• **LISTED RECORDS**:

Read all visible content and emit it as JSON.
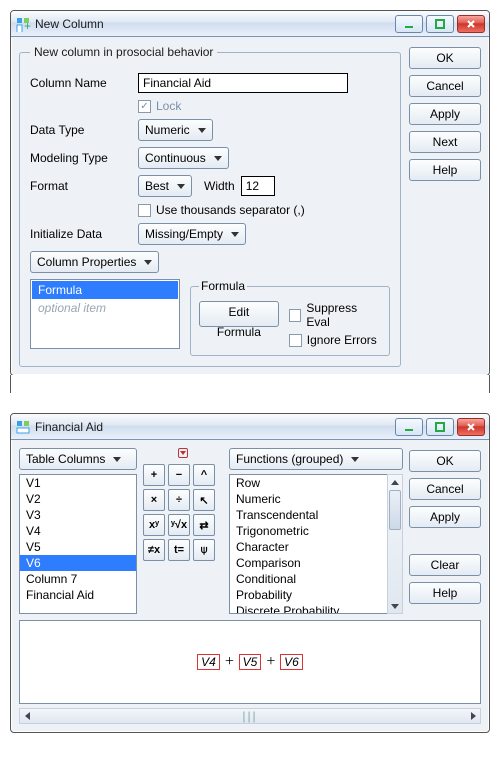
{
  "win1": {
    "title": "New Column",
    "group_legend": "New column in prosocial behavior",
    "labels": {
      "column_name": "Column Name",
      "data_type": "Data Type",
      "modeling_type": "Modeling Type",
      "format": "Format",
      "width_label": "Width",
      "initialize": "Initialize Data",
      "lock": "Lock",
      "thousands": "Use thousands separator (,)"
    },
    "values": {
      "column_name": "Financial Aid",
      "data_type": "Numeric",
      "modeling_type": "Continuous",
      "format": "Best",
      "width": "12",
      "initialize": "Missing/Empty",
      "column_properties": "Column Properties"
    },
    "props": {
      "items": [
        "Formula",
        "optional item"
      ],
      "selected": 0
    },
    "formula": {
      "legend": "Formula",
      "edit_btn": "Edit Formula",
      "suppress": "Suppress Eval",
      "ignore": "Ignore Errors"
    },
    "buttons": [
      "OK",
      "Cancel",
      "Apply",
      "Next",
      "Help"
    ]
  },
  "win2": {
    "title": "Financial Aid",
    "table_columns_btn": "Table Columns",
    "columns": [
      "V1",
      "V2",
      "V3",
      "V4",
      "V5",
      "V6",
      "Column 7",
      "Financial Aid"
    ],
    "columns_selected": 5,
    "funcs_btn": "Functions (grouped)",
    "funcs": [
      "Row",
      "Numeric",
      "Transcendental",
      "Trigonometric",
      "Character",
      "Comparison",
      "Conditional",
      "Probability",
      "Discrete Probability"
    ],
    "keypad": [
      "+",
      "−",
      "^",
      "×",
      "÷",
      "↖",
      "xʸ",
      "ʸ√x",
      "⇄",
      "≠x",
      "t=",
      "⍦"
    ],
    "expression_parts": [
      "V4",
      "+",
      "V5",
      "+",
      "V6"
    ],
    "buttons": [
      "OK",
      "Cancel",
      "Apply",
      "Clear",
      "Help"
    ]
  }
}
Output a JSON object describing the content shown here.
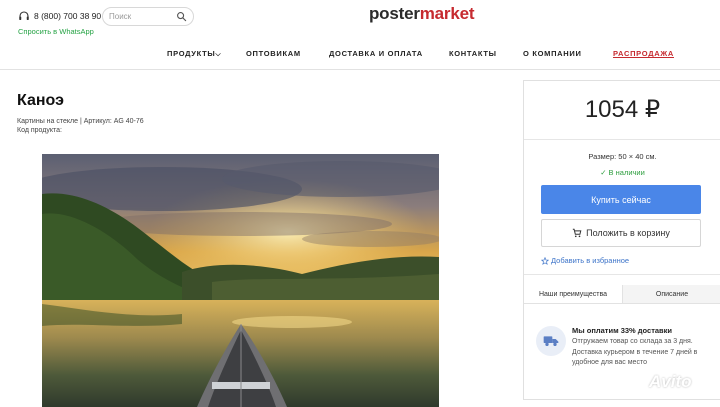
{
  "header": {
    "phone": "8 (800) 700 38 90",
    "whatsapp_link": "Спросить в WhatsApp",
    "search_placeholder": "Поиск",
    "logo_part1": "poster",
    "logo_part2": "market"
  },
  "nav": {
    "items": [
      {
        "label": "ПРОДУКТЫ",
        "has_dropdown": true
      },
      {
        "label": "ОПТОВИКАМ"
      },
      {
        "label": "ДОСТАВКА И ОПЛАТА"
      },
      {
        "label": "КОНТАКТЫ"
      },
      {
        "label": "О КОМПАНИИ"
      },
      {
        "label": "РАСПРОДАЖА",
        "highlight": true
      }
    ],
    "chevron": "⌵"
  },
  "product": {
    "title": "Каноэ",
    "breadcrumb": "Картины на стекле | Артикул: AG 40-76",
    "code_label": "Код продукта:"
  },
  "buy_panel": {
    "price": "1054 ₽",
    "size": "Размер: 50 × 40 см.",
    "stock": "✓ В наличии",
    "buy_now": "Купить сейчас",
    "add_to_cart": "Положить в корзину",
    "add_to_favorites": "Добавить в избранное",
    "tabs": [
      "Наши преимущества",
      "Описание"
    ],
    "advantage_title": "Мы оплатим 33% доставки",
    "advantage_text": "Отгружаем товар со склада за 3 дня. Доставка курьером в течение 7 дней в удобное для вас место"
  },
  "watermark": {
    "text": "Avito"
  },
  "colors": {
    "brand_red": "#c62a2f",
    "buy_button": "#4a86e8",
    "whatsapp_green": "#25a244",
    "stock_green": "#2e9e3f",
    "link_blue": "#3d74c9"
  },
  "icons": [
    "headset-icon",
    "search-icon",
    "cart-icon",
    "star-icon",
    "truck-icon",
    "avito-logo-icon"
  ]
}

• **GIVEN TASK**:
Reproduce the data word for word, excluding its pictures.

• **EXERCISE OUTPUT**:
Read all visible content and emit it as JSON.
{
  "win1": {
    "title": "New Column",
    "group_legend": "New column in prosocial behavior",
    "labels": {
      "column_name": "Column Name",
      "data_type": "Data Type",
      "modeling_type": "Modeling Type",
      "format": "Format",
      "width_label": "Width",
      "initialize": "Initialize Data",
      "lock": "Lock",
      "thousands": "Use thousands separator (,)"
    },
    "values": {
      "column_name": "Financial Aid",
      "data_type": "Numeric",
      "modeling_type": "Continuous",
      "format": "Best",
      "width": "12",
      "initialize": "Missing/Empty",
      "column_properties": "Column Properties"
    },
    "props": {
      "items": [
        "Formula",
        "optional item"
      ],
      "selected": 0
    },
    "formula": {
      "legend": "Formula",
      "edit_btn": "Edit Formula",
      "suppress": "Suppress Eval",
      "ignore": "Ignore Errors"
    },
    "buttons": [
      "OK",
      "Cancel",
      "Apply",
      "Next",
      "Help"
    ]
  },
  "win2": {
    "title": "Financial Aid",
    "table_columns_btn": "Table Columns",
    "columns": [
      "V1",
      "V2",
      "V3",
      "V4",
      "V5",
      "V6",
      "Column 7",
      "Financial Aid"
    ],
    "columns_selected": 5,
    "funcs_btn": "Functions (grouped)",
    "funcs": [
      "Row",
      "Numeric",
      "Transcendental",
      "Trigonometric",
      "Character",
      "Comparison",
      "Conditional",
      "Probability",
      "Discrete Probability"
    ],
    "keypad": [
      "+",
      "−",
      "^",
      "×",
      "÷",
      "↖",
      "xʸ",
      "ʸ√x",
      "⇄",
      "≠x",
      "t=",
      "⍦"
    ],
    "expression_parts": [
      "V4",
      "+",
      "V5",
      "+",
      "V6"
    ],
    "buttons": [
      "OK",
      "Cancel",
      "Apply",
      "Clear",
      "Help"
    ]
  }
}
Output a JSON object describing the content shown here.
{
  "header": {
    "phone": "8 (800) 700 38 90",
    "whatsapp_link": "Спросить в WhatsApp",
    "search_placeholder": "Поиск",
    "logo_part1": "poster",
    "logo_part2": "market"
  },
  "nav": {
    "items": [
      {
        "label": "ПРОДУКТЫ",
        "has_dropdown": true
      },
      {
        "label": "ОПТОВИКАМ"
      },
      {
        "label": "ДОСТАВКА И ОПЛАТА"
      },
      {
        "label": "КОНТАКТЫ"
      },
      {
        "label": "О КОМПАНИИ"
      },
      {
        "label": "РАСПРОДАЖА",
        "highlight": true
      }
    ],
    "chevron": "⌵"
  },
  "product": {
    "title": "Каноэ",
    "breadcrumb": "Картины на стекле | Артикул: AG 40-76",
    "code_label": "Код продукта:"
  },
  "buy_panel": {
    "price": "1054 ₽",
    "size": "Размер: 50 × 40 см.",
    "stock": "✓ В наличии",
    "buy_now": "Купить сейчас",
    "add_to_cart": "Положить в корзину",
    "add_to_favorites": "Добавить в избранное",
    "tabs": [
      "Наши преимущества",
      "Описание"
    ],
    "advantage_title": "Мы оплатим 33% доставки",
    "advantage_text": "Отгружаем товар со склада за 3 дня. Доставка курьером в течение 7 дней в удобное для вас место"
  },
  "watermark": {
    "text": "Avito"
  },
  "colors": {
    "brand_red": "#c62a2f",
    "buy_button": "#4a86e8",
    "whatsapp_green": "#25a244",
    "stock_green": "#2e9e3f",
    "link_blue": "#3d74c9"
  },
  "icons": [
    "headset-icon",
    "search-icon",
    "cart-icon",
    "star-icon",
    "truck-icon",
    "avito-logo-icon"
  ]
}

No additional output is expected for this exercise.